┏━━

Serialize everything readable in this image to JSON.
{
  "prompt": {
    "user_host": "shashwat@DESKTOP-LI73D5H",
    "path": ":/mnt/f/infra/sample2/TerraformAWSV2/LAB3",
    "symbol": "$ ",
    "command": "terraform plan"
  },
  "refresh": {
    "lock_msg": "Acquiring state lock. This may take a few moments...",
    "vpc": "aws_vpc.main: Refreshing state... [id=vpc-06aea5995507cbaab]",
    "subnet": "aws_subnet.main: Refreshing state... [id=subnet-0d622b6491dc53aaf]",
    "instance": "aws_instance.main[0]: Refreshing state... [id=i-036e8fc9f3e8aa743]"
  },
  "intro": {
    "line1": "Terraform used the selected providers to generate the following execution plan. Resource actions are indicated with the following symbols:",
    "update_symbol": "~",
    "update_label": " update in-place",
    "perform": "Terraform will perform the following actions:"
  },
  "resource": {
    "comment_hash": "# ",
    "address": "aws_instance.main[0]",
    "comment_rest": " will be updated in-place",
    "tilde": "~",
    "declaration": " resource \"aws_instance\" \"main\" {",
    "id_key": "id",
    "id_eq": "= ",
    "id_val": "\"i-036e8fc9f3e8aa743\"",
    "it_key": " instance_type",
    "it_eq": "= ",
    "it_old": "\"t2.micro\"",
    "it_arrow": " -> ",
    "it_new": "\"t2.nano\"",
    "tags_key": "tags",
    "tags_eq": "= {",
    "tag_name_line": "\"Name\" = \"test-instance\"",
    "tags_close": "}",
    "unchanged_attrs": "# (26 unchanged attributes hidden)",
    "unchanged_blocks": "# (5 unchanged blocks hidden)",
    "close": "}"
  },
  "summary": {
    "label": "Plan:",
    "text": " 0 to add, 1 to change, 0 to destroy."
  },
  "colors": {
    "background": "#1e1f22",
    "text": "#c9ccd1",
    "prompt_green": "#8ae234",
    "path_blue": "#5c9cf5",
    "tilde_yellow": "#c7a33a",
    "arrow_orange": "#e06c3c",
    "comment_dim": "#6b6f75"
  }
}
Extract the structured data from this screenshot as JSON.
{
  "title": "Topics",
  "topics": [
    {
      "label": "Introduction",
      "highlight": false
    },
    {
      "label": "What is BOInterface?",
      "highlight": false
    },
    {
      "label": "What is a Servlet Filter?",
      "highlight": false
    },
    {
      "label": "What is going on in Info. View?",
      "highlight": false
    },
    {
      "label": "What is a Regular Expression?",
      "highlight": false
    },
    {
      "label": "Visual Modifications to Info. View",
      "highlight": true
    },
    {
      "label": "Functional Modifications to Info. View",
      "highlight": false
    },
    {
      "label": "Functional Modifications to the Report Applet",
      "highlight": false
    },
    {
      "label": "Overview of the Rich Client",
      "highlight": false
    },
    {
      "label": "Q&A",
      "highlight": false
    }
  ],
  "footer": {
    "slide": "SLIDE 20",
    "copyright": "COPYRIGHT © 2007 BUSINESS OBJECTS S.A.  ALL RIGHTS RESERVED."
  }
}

┗━━

Report every line in the data above in which the word "will" appears.

**Written solution:**
    "perform": "Terraform will perform the following actions:"
    "comment_rest": " will be updated in-place",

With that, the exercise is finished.